### Objective
Count the lines containing "this" in the entries underneath, and state that count without anything else.

### Data for processing
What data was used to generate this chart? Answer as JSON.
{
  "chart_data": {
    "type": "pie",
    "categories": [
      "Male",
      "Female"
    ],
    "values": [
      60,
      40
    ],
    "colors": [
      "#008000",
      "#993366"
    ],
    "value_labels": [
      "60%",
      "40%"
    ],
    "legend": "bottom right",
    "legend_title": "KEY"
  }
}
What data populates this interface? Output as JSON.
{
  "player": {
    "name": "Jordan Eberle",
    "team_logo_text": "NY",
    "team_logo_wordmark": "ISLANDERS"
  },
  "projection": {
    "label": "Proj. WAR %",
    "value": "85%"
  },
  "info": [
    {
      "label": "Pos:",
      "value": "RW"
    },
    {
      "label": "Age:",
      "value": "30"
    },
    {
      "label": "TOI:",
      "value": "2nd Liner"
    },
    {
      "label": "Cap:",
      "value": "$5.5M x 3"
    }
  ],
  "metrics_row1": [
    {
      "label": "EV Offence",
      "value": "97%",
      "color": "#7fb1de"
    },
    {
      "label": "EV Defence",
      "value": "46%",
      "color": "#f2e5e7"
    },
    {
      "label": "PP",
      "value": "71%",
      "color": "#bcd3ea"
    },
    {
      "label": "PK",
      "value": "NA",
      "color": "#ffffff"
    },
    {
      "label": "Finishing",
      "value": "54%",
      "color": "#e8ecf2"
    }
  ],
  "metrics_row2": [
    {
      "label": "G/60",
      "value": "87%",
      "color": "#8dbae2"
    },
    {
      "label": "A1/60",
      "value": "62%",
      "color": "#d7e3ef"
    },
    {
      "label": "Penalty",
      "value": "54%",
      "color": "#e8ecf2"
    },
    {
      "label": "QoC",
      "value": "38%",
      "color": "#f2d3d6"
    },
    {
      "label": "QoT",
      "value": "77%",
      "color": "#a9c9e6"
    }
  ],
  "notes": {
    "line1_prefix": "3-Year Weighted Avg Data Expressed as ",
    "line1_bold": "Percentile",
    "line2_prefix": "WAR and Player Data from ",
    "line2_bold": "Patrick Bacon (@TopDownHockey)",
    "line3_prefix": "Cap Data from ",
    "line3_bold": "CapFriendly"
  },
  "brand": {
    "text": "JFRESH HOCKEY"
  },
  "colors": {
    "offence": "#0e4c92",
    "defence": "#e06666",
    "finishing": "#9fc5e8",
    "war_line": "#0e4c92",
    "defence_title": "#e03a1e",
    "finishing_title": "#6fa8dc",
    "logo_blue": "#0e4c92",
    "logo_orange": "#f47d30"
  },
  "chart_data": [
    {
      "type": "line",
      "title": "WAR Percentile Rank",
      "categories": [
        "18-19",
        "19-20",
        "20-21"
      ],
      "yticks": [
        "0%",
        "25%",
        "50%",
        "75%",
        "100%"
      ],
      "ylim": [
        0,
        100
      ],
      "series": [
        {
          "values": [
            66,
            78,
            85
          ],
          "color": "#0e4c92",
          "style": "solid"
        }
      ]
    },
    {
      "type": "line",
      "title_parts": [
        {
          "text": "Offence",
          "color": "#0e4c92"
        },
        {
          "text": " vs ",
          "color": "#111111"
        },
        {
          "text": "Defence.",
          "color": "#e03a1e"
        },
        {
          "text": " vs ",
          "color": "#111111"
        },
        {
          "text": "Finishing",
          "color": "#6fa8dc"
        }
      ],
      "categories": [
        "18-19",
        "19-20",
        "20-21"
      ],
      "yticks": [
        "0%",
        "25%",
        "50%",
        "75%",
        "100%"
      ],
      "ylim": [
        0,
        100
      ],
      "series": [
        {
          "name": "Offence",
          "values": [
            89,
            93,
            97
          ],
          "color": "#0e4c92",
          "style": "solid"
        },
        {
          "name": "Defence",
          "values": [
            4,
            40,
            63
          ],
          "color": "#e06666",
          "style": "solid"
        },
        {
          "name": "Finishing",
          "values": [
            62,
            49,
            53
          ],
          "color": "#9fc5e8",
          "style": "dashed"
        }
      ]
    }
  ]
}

### Expected output
2